* START DATASET *

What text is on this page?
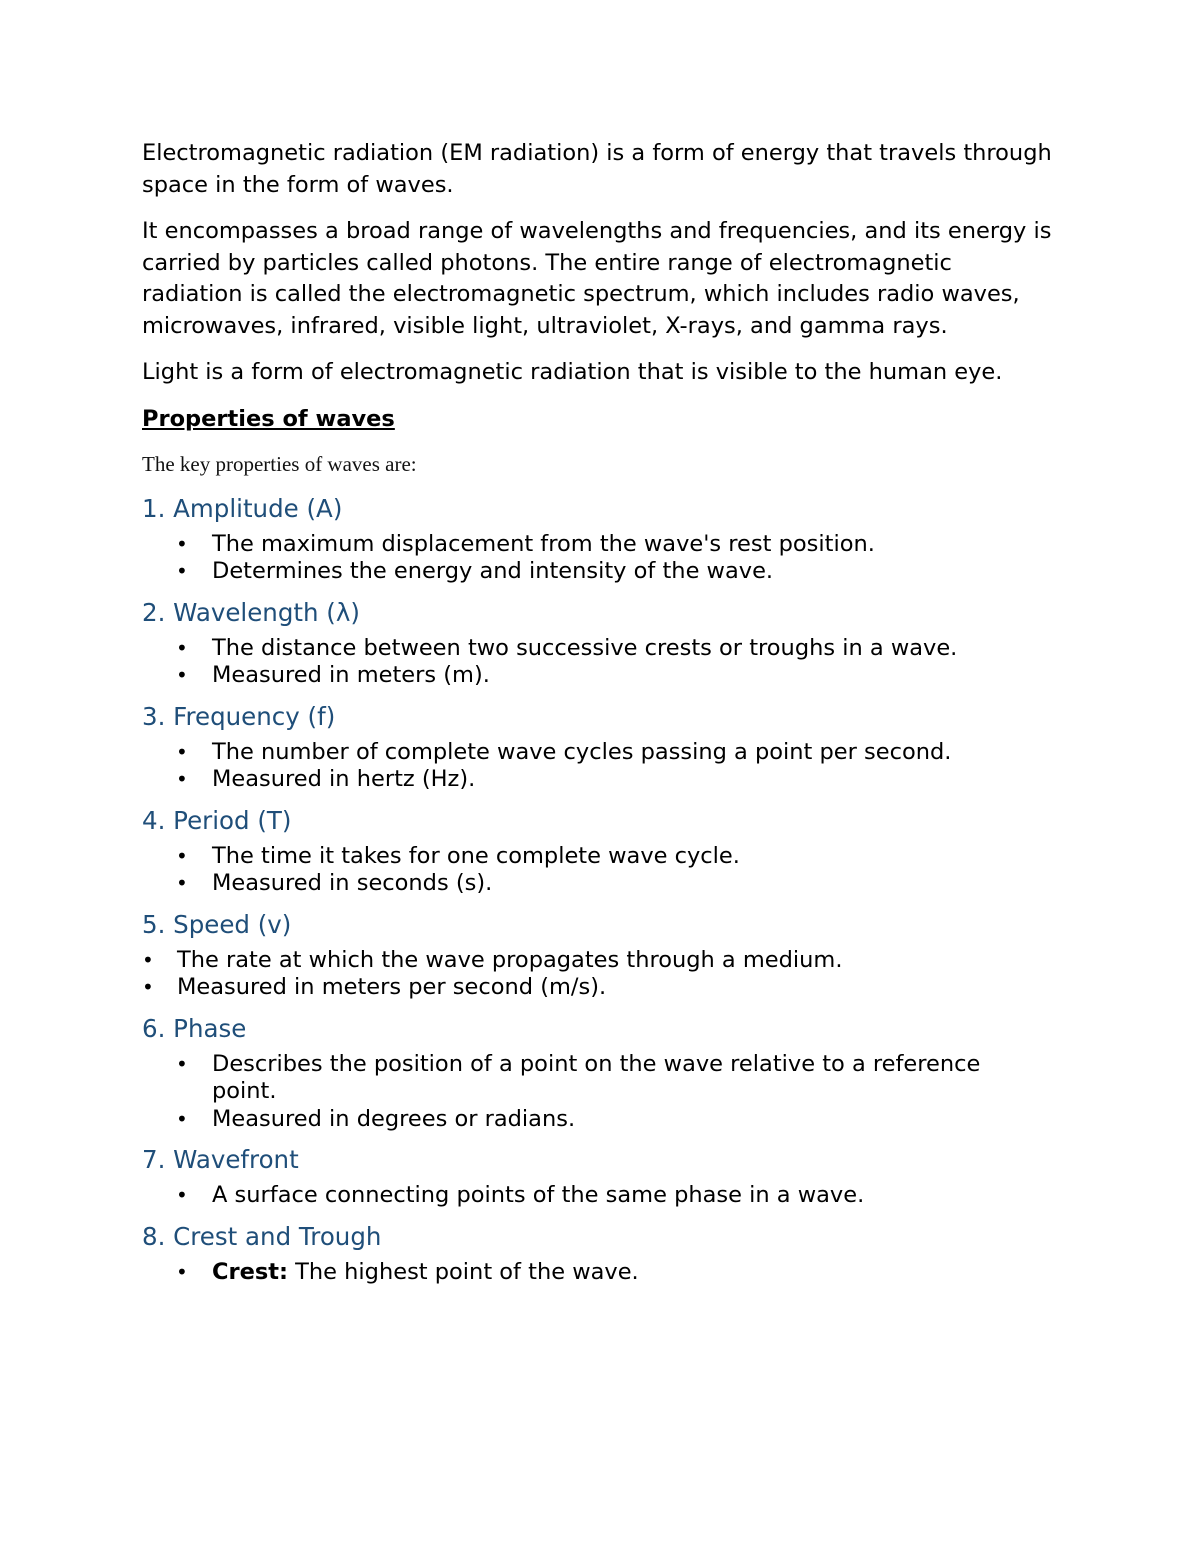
Electromagnetic radiation (EM radiation) is a form of energy that travels through space in the form of waves.

It encompasses a broad range of wavelengths and frequencies, and its energy is carried by particles called photons. The entire range of electromagnetic radiation is called the electromagnetic spectrum, which includes radio waves, microwaves, infrared, visible light, ultraviolet, X-rays, and gamma rays.

Light is a form of electromagnetic radiation that is visible to the human eye.

Properties of waves
The key properties of waves are:
1. Amplitude (A)
• The maximum displacement from the wave's rest position.
• Determines the energy and intensity of the wave.
2. Wavelength (λ)
• The distance between two successive crests or troughs in a wave.
• Measured in meters (m).
3. Frequency (f)
• The number of complete wave cycles passing a point per second.
• Measured in hertz (Hz).
4. Period (T)
• The time it takes for one complete wave cycle.
• Measured in seconds (s).
5. Speed (v)
• The rate at which the wave propagates through a medium.
• Measured in meters per second (m/s).
6. Phase
• Describes the position of a point on the wave relative to a reference point.
• Measured in degrees or radians.
7. Wavefront
• A surface connecting points of the same phase in a wave.
8. Crest and Trough
• Crest: The highest point of the wave.
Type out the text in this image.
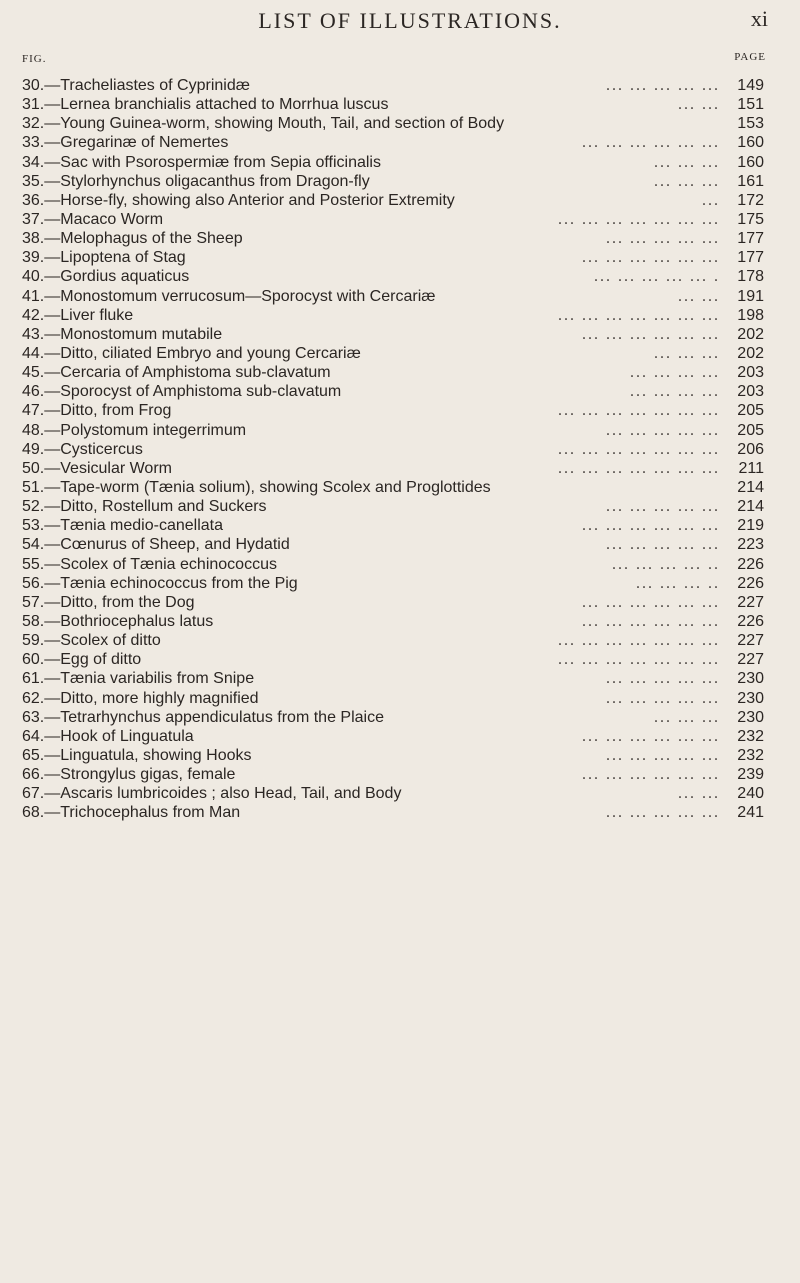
LIST OF ILLUSTRATIONS.	xi
FIG.	PAGE
30. —Tracheliastes of Cyprinidæ	... ... ... ... ...	149
31. —Lernea branchialis attached to Morrhua luscus	... ...	151
32. —Young Guinea-worm, showing Mouth, Tail, and section of Body	153
33. —Gregarinæ of Nemertes	... ... ... ... ... ...	160
34. —Sac with Psorospermiæ from Sepia officinalis	... ... ...	160
35. —Stylorhynchus oligacanthus from Dragon-fly	... ... ...	161
36. —Horse-fly, showing also Anterior and Posterior Extremity	...	172
37. —Macaco Worm	... ... ... ... ... ... ...	175
38. —Melophagus of the Sheep	... ... ... ... ...	177
39. —Lipoptena of Stag	... ... ... ... ... ...	177
40. —Gordius aquaticus	... ... ... ... ... .	178
41. —Monostomum verrucosum—Sporocyst with Cercariæ	... ...	191
42. —Liver fluke	... ... ... ... ... ... ...	198
43. —Monostomum mutabile	... ... ... ... ... ...	202
44. —Ditto, ciliated Embryo and young Cercariæ	... ... ...	202
45. —Cercaria of Amphistoma sub-clavatum	... ... ... ...	203
46. —Sporocyst of Amphistoma sub-clavatum	... ... ... ...	203
47. —Ditto, from Frog	... ... ... ... ... ... ...	205
48. —Polystomum integerrimum	... ... ... ... ...	205
49. —Cysticercus	... ... ... ... ... ... ...	206
50. —Vesicular Worm	... ... ... ... ... ... ...	211
51. —Tape-worm (Tænia solium), showing Scolex and Proglottides	214
52. —Ditto, Rostellum and Suckers	... ... ... ... ...	214
53. —Tænia medio-canellata	... ... ... ... ... ...	219
54. —Cœnurus of Sheep, and Hydatid	... ... ... ... ...	223
55. —Scolex of Tænia echinococcus	... ... ... ... ..	226
56. —Tænia echinococcus from the Pig	... ... ... ..	226
57. —Ditto, from the Dog	... ... ... ... ... ...	227
58. —Bothriocephalus latus	... ... ... ... ... ...	226
59. —Scolex of ditto	... ... ... ... ... ... ...	227
60. —Egg of ditto	... ... ... ... ... ... ...	227
61. —Tænia variabilis from Snipe	... ... ... ... ...	230
62. —Ditto, more highly magnified	... ... ... ... ...	230
63. —Tetrarhynchus appendiculatus from the Plaice	... ... ...	230
64. —Hook of Linguatula	... ... ... ... ... ...	232
65. —Linguatula, showing Hooks	... ... ... ... ...	232
66. —Strongylus gigas, female	... ... ... ... ... ...	239
67. —Ascaris lumbricoides ; also Head, Tail, and Body	... ...	240
68. —Trichocephalus from Man	... ... ... ... ...	241
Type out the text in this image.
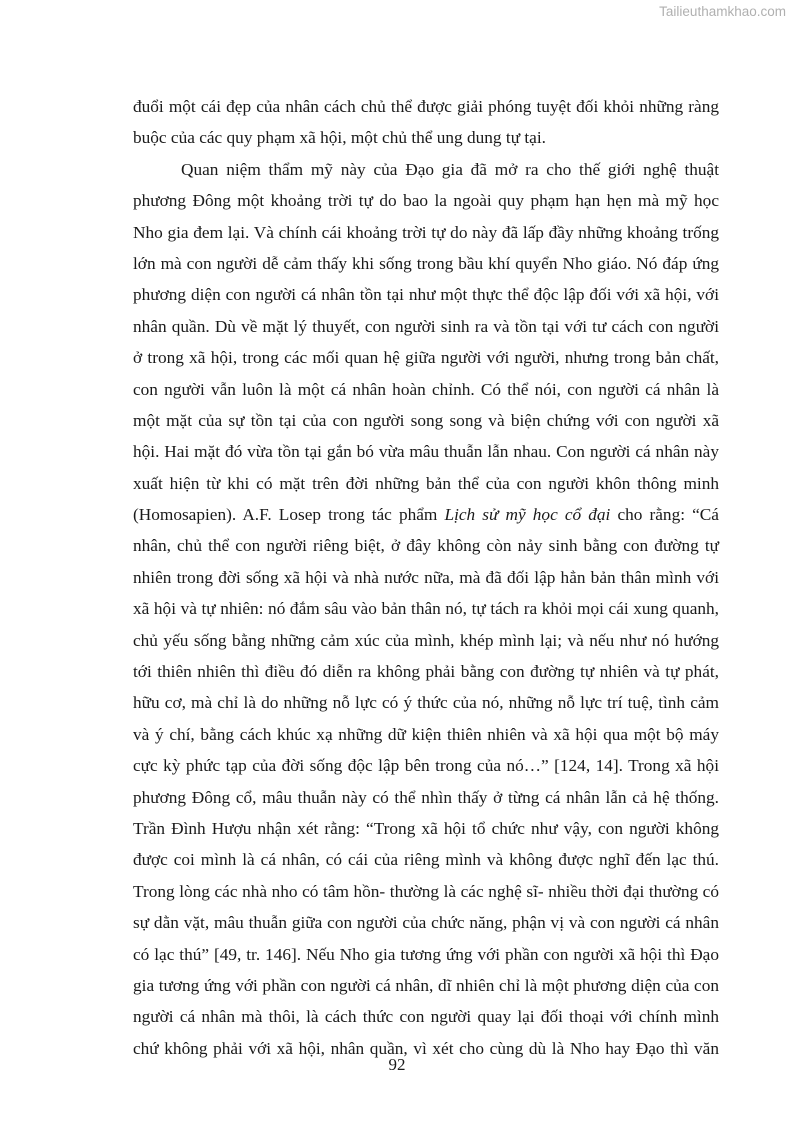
Tailieuthamkhao.com
đuổi một cái đẹp của nhân cách chủ thể được giải phóng tuyệt đối khỏi những ràng
buộc của các quy phạm xã hội, một chủ thể ung dung tự tại.
Quan niệm thẩm mỹ này của Đạo gia đã mở ra cho thế giới nghệ thuật
phương Đông một khoảng trời tự do bao la ngoài quy phạm hạn hẹn mà mỹ học
Nho gia đem lại. Và chính cái khoảng trời tự do này đã lấp đầy những khoảng trống
lớn mà con người dễ cảm thấy khi sống trong bầu khí quyển Nho giáo. Nó đáp ứng
phương diện con người cá nhân tồn tại như một thực thể độc lập đối với xã hội, với
nhân quần. Dù về mặt lý thuyết, con người sinh ra và tồn tại với tư cách con người
ở trong xã hội, trong các mối quan hệ giữa người với người, nhưng trong bản chất,
con người vẫn luôn là một cá nhân hoàn chỉnh. Có thể nói, con người cá nhân là
một mặt của sự tồn tại của con người song song và biện chứng với con người xã
hội. Hai mặt đó vừa tồn tại gắn bó vừa mâu thuẫn lẫn nhau. Con người cá nhân này
xuất hiện từ khi có mặt trên đời những bản thể của con người khôn thông minh
(Homosapien). A.F. Losep trong tác phẩm Lịch sử mỹ học cổ đại cho rằng: “Cá
nhân, chủ thể con người riêng biệt, ở đây không còn nảy sinh bằng con đường tự
nhiên trong đời sống xã hội và nhà nước nữa, mà đã đối lập hẳn bản thân mình với
xã hội và tự nhiên: nó đắm sâu vào bản thân nó, tự tách ra khỏi mọi cái xung quanh,
chủ yếu sống bằng những cảm xúc của mình, khép mình lại; và nếu như nó hướng
tới thiên nhiên thì điều đó diễn ra không phải bằng con đường tự nhiên và tự phát,
hữu cơ, mà chỉ là do những nỗ lực có ý thức của nó, những nỗ lực trí tuệ, tình cảm
và ý chí, bằng cách khúc xạ những dữ kiện thiên nhiên và xã hội qua một bộ máy
cực kỳ phức tạp của đời sống độc lập bên trong của nó…” [124, 14]. Trong xã hội
phương Đông cổ, mâu thuẫn này có thể nhìn thấy ở từng cá nhân lẫn cả hệ thống.
Trần Đình Hượu nhận xét rằng: “Trong xã hội tổ chức như vậy, con người không
được coi mình là cá nhân, có cái của riêng mình và không được nghĩ đến lạc thú.
Trong lòng các nhà nho có tâm hồn- thường là các nghệ sĩ- nhiều thời đại thường có
sự dằn vặt, mâu thuẫn giữa con người của chức năng, phận vị và con người cá nhân
có lạc thú” [49, tr. 146]. Nếu Nho gia tương ứng với phần con người xã hội thì Đạo
gia tương ứng với phần con người cá nhân, dĩ nhiên chỉ là một phương diện của con
người cá nhân mà thôi, là cách thức con người quay lại đối thoại với chính mình
chứ không phải với xã hội, nhân quần, vì xét cho cùng dù là Nho hay Đạo thì văn
92
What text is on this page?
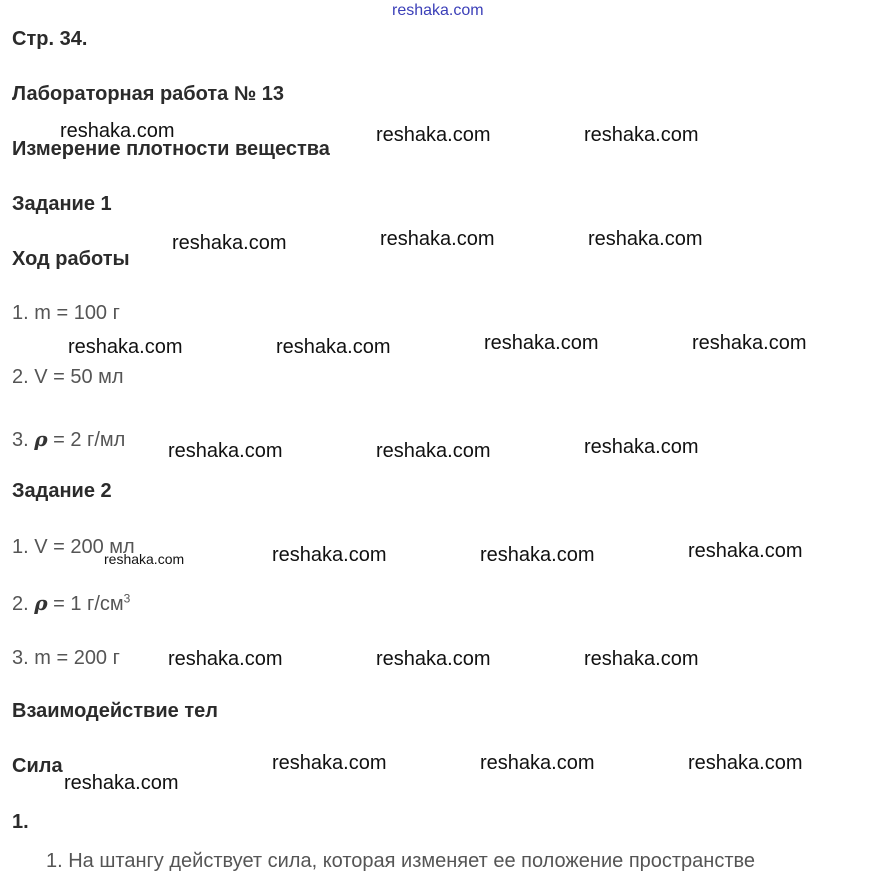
reshaka.com
Стр. 34.
Лабораторная работа № 13
Измерение плотности вещества
Задание 1
Ход работы
1. m = 100 г
2. V = 50 мл
3. ρ = 2 г/мл
Задание 2
1. V = 200 мл
2. ρ = 1 $г/см^3$
3. m = 200 г
Взаимодействие тел
Сила
1.
1. На штангу действует сила, которая изменяет ее положение пространстве
reshaka.com	reshaka.com	reshaka.com
reshaka.com	reshaka.com	reshaka.com
reshaka.com	reshaka.com	reshaka.com	reshaka.com
reshaka.com	reshaka.com	reshaka.com
reshaka.com	reshaka.com	reshaka.com	reshaka.com
reshaka.com	reshaka.com	reshaka.com
reshaka.com	reshaka.com	reshaka.com
reshaka.com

* END DATASET *

- [STATED TASK]: Omit any images, then output the listing exactly.

- [RESPONSE TO THE TASK]:
What text is on this page?
Electromagnetic radiation (EM radiation) is a form of energy that travels through space in the form of waves.

It encompasses a broad range of wavelengths and frequencies, and its energy is carried by particles called photons. The entire range of electromagnetic radiation is called the electromagnetic spectrum, which includes radio waves, microwaves, infrared, visible light, ultraviolet, X-rays, and gamma rays.

Light is a form of electromagnetic radiation that is visible to the human eye.

Properties of waves
The key properties of waves are:
1. Amplitude (A)
• The maximum displacement from the wave's rest position.
• Determines the energy and intensity of the wave.
2. Wavelength (λ)
• The distance between two successive crests or troughs in a wave.
• Measured in meters (m).
3. Frequency (f)
• The number of complete wave cycles passing a point per second.
• Measured in hertz (Hz).
4. Period (T)
• The time it takes for one complete wave cycle.
• Measured in seconds (s).
5. Speed (v)
• The rate at which the wave propagates through a medium.
• Measured in meters per second (m/s).
6. Phase
• Describes the position of a point on the wave relative to a reference point.
• Measured in degrees or radians.
7. Wavefront
• A surface connecting points of the same phase in a wave.
8. Crest and Trough
• Crest: The highest point of the wave.
Type out the text in this image.
LIST OF ILLUSTRATIONS.	xi
FIG.	PAGE
30. —Tracheliastes of Cyprinidæ	... ... ... ... ...	149
31. —Lernea branchialis attached to Morrhua luscus	... ...	151
32. —Young Guinea-worm, showing Mouth, Tail, and section of Body	153
33. —Gregarinæ of Nemertes	... ... ... ... ... ...	160
34. —Sac with Psorospermiæ from Sepia officinalis	... ... ...	160
35. —Stylorhynchus oligacanthus from Dragon-fly	... ... ...	161
36. —Horse-fly, showing also Anterior and Posterior Extremity	...	172
37. —Macaco Worm	... ... ... ... ... ... ...	175
38. —Melophagus of the Sheep	... ... ... ... ...	177
39. —Lipoptena of Stag	... ... ... ... ... ...	177
40. —Gordius aquaticus	... ... ... ... ... .	178
41. —Monostomum verrucosum—Sporocyst with Cercariæ	... ...	191
42. —Liver fluke	... ... ... ... ... ... ...	198
43. —Monostomum mutabile	... ... ... ... ... ...	202
44. —Ditto, ciliated Embryo and young Cercariæ	... ... ...	202
45. —Cercaria of Amphistoma sub-clavatum	... ... ... ...	203
46. —Sporocyst of Amphistoma sub-clavatum	... ... ... ...	203
47. —Ditto, from Frog	... ... ... ... ... ... ...	205
48. —Polystomum integerrimum	... ... ... ... ...	205
49. —Cysticercus	... ... ... ... ... ... ...	206
50. —Vesicular Worm	... ... ... ... ... ... ...	211
51. —Tape-worm (Tænia solium), showing Scolex and Proglottides	214
52. —Ditto, Rostellum and Suckers	... ... ... ... ...	214
53. —Tænia medio-canellata	... ... ... ... ... ...	219
54. —Cœnurus of Sheep, and Hydatid	... ... ... ... ...	223
55. —Scolex of Tænia echinococcus	... ... ... ... ..	226
56. —Tænia echinococcus from the Pig	... ... ... ..	226
57. —Ditto, from the Dog	... ... ... ... ... ...	227
58. —Bothriocephalus latus	... ... ... ... ... ...	226
59. —Scolex of ditto	... ... ... ... ... ... ...	227
60. —Egg of ditto	... ... ... ... ... ... ...	227
61. —Tænia variabilis from Snipe	... ... ... ... ...	230
62. —Ditto, more highly magnified	... ... ... ... ...	230
63. —Tetrarhynchus appendiculatus from the Plaice	... ... ...	230
64. —Hook of Linguatula	... ... ... ... ... ...	232
65. —Linguatula, showing Hooks	... ... ... ... ...	232
66. —Strongylus gigas, female	... ... ... ... ... ...	239
67. —Ascaris lumbricoides ; also Head, Tail, and Body	... ...	240
68. —Trichocephalus from Man	... ... ... ... ...	241
Type out the text in this image.
Tailieuthamkhao.com
đuổi một cái đẹp của nhân cách chủ thể được giải phóng tuyệt đối khỏi những ràng
buộc của các quy phạm xã hội, một chủ thể ung dung tự tại.
Quan niệm thẩm mỹ này của Đạo gia đã mở ra cho thế giới nghệ thuật
phương Đông một khoảng trời tự do bao la ngoài quy phạm hạn hẹn mà mỹ học
Nho gia đem lại. Và chính cái khoảng trời tự do này đã lấp đầy những khoảng trống
lớn mà con người dễ cảm thấy khi sống trong bầu khí quyển Nho giáo. Nó đáp ứng
phương diện con người cá nhân tồn tại như một thực thể độc lập đối với xã hội, với
nhân quần. Dù về mặt lý thuyết, con người sinh ra và tồn tại với tư cách con người
ở trong xã hội, trong các mối quan hệ giữa người với người, nhưng trong bản chất,
con người vẫn luôn là một cá nhân hoàn chỉnh. Có thể nói, con người cá nhân là
một mặt của sự tồn tại của con người song song và biện chứng với con người xã
hội. Hai mặt đó vừa tồn tại gắn bó vừa mâu thuẫn lẫn nhau. Con người cá nhân này
xuất hiện từ khi có mặt trên đời những bản thể của con người khôn thông minh
(Homosapien). A.F. Losep trong tác phẩm Lịch sử mỹ học cổ đại cho rằng: “Cá
nhân, chủ thể con người riêng biệt, ở đây không còn nảy sinh bằng con đường tự
nhiên trong đời sống xã hội và nhà nước nữa, mà đã đối lập hẳn bản thân mình với
xã hội và tự nhiên: nó đắm sâu vào bản thân nó, tự tách ra khỏi mọi cái xung quanh,
chủ yếu sống bằng những cảm xúc của mình, khép mình lại; và nếu như nó hướng
tới thiên nhiên thì điều đó diễn ra không phải bằng con đường tự nhiên và tự phát,
hữu cơ, mà chỉ là do những nỗ lực có ý thức của nó, những nỗ lực trí tuệ, tình cảm
và ý chí, bằng cách khúc xạ những dữ kiện thiên nhiên và xã hội qua một bộ máy
cực kỳ phức tạp của đời sống độc lập bên trong của nó…” [124, 14]. Trong xã hội
phương Đông cổ, mâu thuẫn này có thể nhìn thấy ở từng cá nhân lẫn cả hệ thống.
Trần Đình Hượu nhận xét rằng: “Trong xã hội tổ chức như vậy, con người không
được coi mình là cá nhân, có cái của riêng mình và không được nghĩ đến lạc thú.
Trong lòng các nhà nho có tâm hồn- thường là các nghệ sĩ- nhiều thời đại thường có
sự dằn vặt, mâu thuẫn giữa con người của chức năng, phận vị và con người cá nhân
có lạc thú” [49, tr. 146]. Nếu Nho gia tương ứng với phần con người xã hội thì Đạo
gia tương ứng với phần con người cá nhân, dĩ nhiên chỉ là một phương diện của con
người cá nhân mà thôi, là cách thức con người quay lại đối thoại với chính mình
chứ không phải với xã hội, nhân quần, vì xét cho cùng dù là Nho hay Đạo thì văn
92
What text is on this page?
reshaka.com
Стр. 34.
Лабораторная работа № 13
Измерение плотности вещества
Задание 1
Ход работы
1. m = 100 г
2. V = 50 мл
3. ρ = 2 г/мл
Задание 2
1. V = 200 мл
2. ρ = 1 $г/см^3$
3. m = 200 г
Взаимодействие тел
Сила
1.
1. На штангу действует сила, которая изменяет ее положение пространстве
reshaka.com	reshaka.com	reshaka.com
reshaka.com	reshaka.com	reshaka.com
reshaka.com	reshaka.com	reshaka.com	reshaka.com
reshaka.com	reshaka.com	reshaka.com
reshaka.com	reshaka.com	reshaka.com	reshaka.com
reshaka.com	reshaka.com	reshaka.com
reshaka.com	reshaka.com	reshaka.com
reshaka.com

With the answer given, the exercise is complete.